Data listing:
• • •
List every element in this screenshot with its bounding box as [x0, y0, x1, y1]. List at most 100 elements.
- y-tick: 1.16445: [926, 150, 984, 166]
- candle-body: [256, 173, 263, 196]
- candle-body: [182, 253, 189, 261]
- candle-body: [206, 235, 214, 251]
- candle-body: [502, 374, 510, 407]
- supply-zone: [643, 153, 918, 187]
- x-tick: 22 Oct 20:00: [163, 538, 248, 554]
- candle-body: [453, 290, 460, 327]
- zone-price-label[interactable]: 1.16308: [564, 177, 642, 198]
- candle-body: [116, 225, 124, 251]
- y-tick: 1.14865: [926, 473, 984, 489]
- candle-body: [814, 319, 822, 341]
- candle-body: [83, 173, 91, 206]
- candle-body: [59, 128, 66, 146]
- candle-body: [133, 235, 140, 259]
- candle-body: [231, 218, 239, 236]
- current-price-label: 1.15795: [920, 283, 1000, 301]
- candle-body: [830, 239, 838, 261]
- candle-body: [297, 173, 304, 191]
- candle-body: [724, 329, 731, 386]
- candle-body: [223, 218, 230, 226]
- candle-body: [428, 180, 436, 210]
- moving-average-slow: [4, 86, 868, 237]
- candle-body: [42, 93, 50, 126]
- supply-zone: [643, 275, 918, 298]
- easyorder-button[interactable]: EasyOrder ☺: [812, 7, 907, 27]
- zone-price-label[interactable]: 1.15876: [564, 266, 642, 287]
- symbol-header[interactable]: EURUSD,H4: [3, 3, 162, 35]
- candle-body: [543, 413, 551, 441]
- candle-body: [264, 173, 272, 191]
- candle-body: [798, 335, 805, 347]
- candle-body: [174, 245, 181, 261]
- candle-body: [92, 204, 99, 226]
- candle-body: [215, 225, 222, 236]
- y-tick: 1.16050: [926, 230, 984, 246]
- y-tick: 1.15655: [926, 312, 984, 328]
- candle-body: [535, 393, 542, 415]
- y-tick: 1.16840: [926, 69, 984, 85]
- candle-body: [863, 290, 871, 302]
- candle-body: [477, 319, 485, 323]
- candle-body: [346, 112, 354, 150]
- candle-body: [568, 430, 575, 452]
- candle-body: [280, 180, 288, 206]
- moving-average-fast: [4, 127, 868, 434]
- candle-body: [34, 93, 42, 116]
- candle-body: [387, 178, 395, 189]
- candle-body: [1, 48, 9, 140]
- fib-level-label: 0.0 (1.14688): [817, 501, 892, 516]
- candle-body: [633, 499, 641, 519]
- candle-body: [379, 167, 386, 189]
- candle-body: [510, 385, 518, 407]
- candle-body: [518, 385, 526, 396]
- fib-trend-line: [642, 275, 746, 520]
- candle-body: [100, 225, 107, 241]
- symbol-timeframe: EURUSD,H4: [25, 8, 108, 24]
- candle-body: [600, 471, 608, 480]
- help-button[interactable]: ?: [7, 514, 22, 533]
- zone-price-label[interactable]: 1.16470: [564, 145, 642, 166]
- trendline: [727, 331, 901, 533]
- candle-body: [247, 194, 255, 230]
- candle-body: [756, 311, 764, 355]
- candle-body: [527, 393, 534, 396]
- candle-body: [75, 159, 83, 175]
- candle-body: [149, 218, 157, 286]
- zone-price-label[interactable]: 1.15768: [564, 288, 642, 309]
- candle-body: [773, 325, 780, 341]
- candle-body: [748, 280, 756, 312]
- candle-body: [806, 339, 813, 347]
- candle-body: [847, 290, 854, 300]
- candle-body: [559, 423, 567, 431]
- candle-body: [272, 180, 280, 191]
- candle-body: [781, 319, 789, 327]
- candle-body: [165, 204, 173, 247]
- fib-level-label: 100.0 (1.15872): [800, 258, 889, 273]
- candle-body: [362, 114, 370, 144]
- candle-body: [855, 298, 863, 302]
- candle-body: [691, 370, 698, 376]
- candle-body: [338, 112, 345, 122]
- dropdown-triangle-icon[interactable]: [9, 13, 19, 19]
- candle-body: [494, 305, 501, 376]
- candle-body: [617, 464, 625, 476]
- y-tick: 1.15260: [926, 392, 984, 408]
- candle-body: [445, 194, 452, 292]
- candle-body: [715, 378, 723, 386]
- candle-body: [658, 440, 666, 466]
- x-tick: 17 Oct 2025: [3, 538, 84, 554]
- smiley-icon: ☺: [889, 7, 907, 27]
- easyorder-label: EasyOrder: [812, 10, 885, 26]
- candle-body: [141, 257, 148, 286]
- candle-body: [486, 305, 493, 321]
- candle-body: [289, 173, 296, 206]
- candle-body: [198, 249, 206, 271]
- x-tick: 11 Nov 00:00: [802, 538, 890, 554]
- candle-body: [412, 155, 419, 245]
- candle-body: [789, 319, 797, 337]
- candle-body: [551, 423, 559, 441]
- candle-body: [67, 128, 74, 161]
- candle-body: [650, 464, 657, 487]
• • •
WHAT IS REQUIRED
Render each line of the entries above as a JSON array of strings, with one string per line and blank lines omitted.

THE ANSWER
[
  "List every element in this screenshot with its bounding box as [x0, y0, x1, y1]. List at most 100 elements.",
  "- y-tick: 1.16445: [926, 150, 984, 166]",
  "- candle-body: [256, 173, 263, 196]",
  "- candle-body: [182, 253, 189, 261]",
  "- candle-body: [206, 235, 214, 251]",
  "- candle-body: [502, 374, 510, 407]",
  "- supply-zone: [643, 153, 918, 187]",
  "- x-tick: 22 Oct 20:00: [163, 538, 248, 554]",
  "- candle-body: [453, 290, 460, 327]",
  "- zone-price-label[interactable]: 1.16308: [564, 177, 642, 198]",
  "- candle-body: [116, 225, 124, 251]",
  "- y-tick: 1.14865: [926, 473, 984, 489]",
  "- candle-body: [814, 319, 822, 341]",
  "- candle-body: [83, 173, 91, 206]",
  "- candle-body: [59, 128, 66, 146]",
  "- candle-body: [133, 235, 140, 259]",
  "- candle-body: [231, 218, 239, 236]",
  "- current-price-label: 1.15795: [920, 283, 1000, 301]",
  "- candle-body: [830, 239, 838, 261]",
  "- candle-body: [297, 173, 304, 191]",
  "- candle-body: [724, 329, 731, 386]",
  "- candle-body: [223, 218, 230, 226]",
  "- candle-body: [428, 180, 436, 210]",
  "- moving-average-slow: [4, 86, 868, 237]",
  "- candle-body: [42, 93, 50, 126]",
  "- supply-zone: [643, 275, 918, 298]",
  "- easyorder-button[interactable]: EasyOrder ☺: [812, 7, 907, 27]",
  "- zone-price-label[interactable]: 1.15876: [564, 266, 642, 287]",
  "- symbol-header[interactable]: EURUSD,H4: [3, 3, 162, 35]",
  "- candle-body: [543, 413, 551, 441]",
  "- candle-body: [264, 173, 272, 191]",
  "- candle-body: [798, 335, 805, 347]",
  "- candle-body: [174, 245, 181, 261]",
  "- candle-body: [92, 204, 99, 226]",
  "- candle-body: [215, 225, 222, 236]",
  "- y-tick: 1.16050: [926, 230, 984, 246]",
  "- y-tick: 1.15655: [926, 312, 984, 328]",
  "- candle-body: [535, 393, 542, 415]",
  "- y-tick: 1.16840: [926, 69, 984, 85]",
  "- candle-body: [863, 290, 871, 302]",
  "- candle-body: [477, 319, 485, 323]",
  "- candle-body: [346, 112, 354, 150]",
  "- candle-body: [568, 430, 575, 452]",
  "- candle-body: [280, 180, 288, 206]",
  "- moving-average-fast: [4, 127, 868, 434]",
  "- candle-body: [34, 93, 42, 116]",
  "- candle-body: [387, 178, 395, 189]",
  "- candle-body: [1, 48, 9, 140]",
  "- fib-level-label: 0.0 (1.14688): [817, 501, 892, 516]",
  "- candle-body: [633, 499, 641, 519]",
  "- candle-body: [379, 167, 386, 189]",
  "- candle-body: [510, 385, 518, 407]",
  "- candle-body: [518, 385, 526, 396]",
  "- fib-trend-line: [642, 275, 746, 520]",
  "- candle-body: [100, 225, 107, 241]",
  "- symbol-timeframe: EURUSD,H4: [25, 8, 108, 24]",
  "- candle-body: [600, 471, 608, 480]",
  "- help-button[interactable]: ?: [7, 514, 22, 533]",
  "- zone-price-label[interactable]: 1.16470: [564, 145, 642, 166]",
  "- trendline: [727, 331, 901, 533]",
  "- candle-body: [247, 194, 255, 230]",
  "- candle-body: [756, 311, 764, 355]",
  "- candle-body: [527, 393, 534, 396]",
  "- candle-body: [75, 159, 83, 175]",
  "- candle-body: [149, 218, 157, 286]",
  "- zone-price-label[interactable]: 1.15768: [564, 288, 642, 309]",
  "- candle-body: [773, 325, 780, 341]",
  "- candle-body: [748, 280, 756, 312]",
  "- candle-body: [806, 339, 813, 347]",
  "- candle-body: [847, 290, 854, 300]",
  "- candle-body: [559, 423, 567, 431]",
  "- candle-body: [272, 180, 280, 191]",
  "- candle-body: [781, 319, 789, 327]",
  "- candle-body: [165, 204, 173, 247]",
  "- fib-level-label: 100.0 (1.15872): [800, 258, 889, 273]",
  "- candle-body: [362, 114, 370, 144]",
  "- candle-body: [855, 298, 863, 302]",
  "- candle-body: [691, 370, 698, 376]",
  "- candle-body: [338, 112, 345, 122]",
  "- dropdown-triangle-icon[interactable]: [9, 13, 19, 19]",
  "- candle-body: [494, 305, 501, 376]",
  "- candle-body: [617, 464, 625, 476]",
  "- y-tick: 1.15260: [926, 392, 984, 408]",
  "- candle-body: [445, 194, 452, 292]",
  "- candle-body: [715, 378, 723, 386]",
  "- candle-body: [658, 440, 666, 466]",
  "- x-tick: 17 Oct 2025: [3, 538, 84, 554]",
  "- smiley-icon: ☺: [889, 7, 907, 27]",
  "- easyorder-label: EasyOrder: [812, 10, 885, 26]",
  "- candle-body: [141, 257, 148, 286]",
  "- candle-body: [486, 305, 493, 321]",
  "- candle-body: [289, 173, 296, 206]",
  "- candle-body: [198, 249, 206, 271]",
  "- x-tick: 11 Nov 00:00: [802, 538, 890, 554]",
  "- candle-body: [412, 155, 419, 245]",
  "- candle-body: [789, 319, 797, 337]",
  "- candle-body: [551, 423, 559, 441]",
  "- candle-body: [67, 128, 74, 161]",
  "- candle-body: [650, 464, 657, 487]"
]